#### Stated goal
Render everything from the start of the material down through the line containing "value-label-2: 8219 bbox=[851, 15, 893, 36]" as a JSON list of strings, one string per line, with blank lines omitted.
— Begin Supplied information —
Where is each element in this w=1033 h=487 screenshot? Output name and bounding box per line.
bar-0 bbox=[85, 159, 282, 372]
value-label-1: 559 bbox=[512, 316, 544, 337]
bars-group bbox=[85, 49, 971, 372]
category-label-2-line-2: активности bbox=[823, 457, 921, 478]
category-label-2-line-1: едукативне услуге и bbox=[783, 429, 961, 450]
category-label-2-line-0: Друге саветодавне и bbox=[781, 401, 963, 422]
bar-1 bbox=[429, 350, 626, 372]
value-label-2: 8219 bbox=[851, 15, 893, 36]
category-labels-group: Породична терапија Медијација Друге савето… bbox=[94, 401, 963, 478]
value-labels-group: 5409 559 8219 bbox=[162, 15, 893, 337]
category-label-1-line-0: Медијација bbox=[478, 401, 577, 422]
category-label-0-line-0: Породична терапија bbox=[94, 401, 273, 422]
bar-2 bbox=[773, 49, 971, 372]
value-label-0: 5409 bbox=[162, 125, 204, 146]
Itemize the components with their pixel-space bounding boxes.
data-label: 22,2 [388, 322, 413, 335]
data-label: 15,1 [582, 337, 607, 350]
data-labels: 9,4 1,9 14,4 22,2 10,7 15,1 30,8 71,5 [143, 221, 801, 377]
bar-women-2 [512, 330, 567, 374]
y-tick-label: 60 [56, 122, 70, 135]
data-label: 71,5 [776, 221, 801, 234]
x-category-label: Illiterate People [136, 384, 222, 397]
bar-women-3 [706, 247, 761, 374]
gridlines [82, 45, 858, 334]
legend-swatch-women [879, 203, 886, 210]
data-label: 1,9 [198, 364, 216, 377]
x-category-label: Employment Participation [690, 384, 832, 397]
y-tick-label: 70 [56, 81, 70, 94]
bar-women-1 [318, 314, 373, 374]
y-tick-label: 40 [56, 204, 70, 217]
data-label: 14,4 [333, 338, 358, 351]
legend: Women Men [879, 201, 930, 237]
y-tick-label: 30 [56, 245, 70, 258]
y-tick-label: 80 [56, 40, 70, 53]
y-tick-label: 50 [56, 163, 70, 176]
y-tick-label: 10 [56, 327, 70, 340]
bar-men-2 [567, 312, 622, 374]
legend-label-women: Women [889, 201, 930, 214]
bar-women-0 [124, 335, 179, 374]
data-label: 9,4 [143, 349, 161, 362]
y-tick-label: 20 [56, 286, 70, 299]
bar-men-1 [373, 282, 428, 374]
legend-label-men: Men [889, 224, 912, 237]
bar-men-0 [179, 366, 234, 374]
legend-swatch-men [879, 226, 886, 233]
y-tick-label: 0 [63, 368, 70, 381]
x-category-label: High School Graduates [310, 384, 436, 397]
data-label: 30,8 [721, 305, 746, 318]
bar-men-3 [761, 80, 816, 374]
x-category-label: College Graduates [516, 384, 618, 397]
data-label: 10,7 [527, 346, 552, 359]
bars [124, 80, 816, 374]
— End Supplied information —
#### Answer for this exercise
[
  "Where is each element in this w=1033 h=487 screenshot? Output name and bounding box per line.",
  "bar-0 bbox=[85, 159, 282, 372]",
  "value-label-1: 559 bbox=[512, 316, 544, 337]",
  "bars-group bbox=[85, 49, 971, 372]",
  "category-label-2-line-2: активности bbox=[823, 457, 921, 478]",
  "category-label-2-line-1: едукативне услуге и bbox=[783, 429, 961, 450]",
  "category-label-2-line-0: Друге саветодавне и bbox=[781, 401, 963, 422]",
  "bar-1 bbox=[429, 350, 626, 372]",
  "value-label-2: 8219 bbox=[851, 15, 893, 36]"
]